Task: Filter these entries, keeping only lines that hold the word "name".

(Figure contents as structured data)
•••••

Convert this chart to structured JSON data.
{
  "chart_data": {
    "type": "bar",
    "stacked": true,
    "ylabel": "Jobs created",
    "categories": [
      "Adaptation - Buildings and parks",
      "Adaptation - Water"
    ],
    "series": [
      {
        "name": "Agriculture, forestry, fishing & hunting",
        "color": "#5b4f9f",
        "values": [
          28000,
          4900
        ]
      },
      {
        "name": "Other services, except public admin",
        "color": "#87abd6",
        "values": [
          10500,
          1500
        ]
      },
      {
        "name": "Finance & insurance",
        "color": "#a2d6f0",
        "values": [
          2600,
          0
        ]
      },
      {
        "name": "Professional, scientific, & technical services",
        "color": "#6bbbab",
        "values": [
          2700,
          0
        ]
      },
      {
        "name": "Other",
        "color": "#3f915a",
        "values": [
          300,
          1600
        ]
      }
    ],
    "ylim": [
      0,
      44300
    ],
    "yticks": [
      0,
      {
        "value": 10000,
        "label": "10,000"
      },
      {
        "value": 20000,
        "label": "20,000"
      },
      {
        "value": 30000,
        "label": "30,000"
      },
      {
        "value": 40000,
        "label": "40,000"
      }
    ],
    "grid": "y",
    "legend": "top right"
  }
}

•••••

Answer to the problem:
        "name": "Agriculture, forestry, fishing & hunting",
        "name": "Other services, except public admin",
        "name": "Finance & insurance",
        "name": "Professional, scientific, & technical services",
        "name": "Other",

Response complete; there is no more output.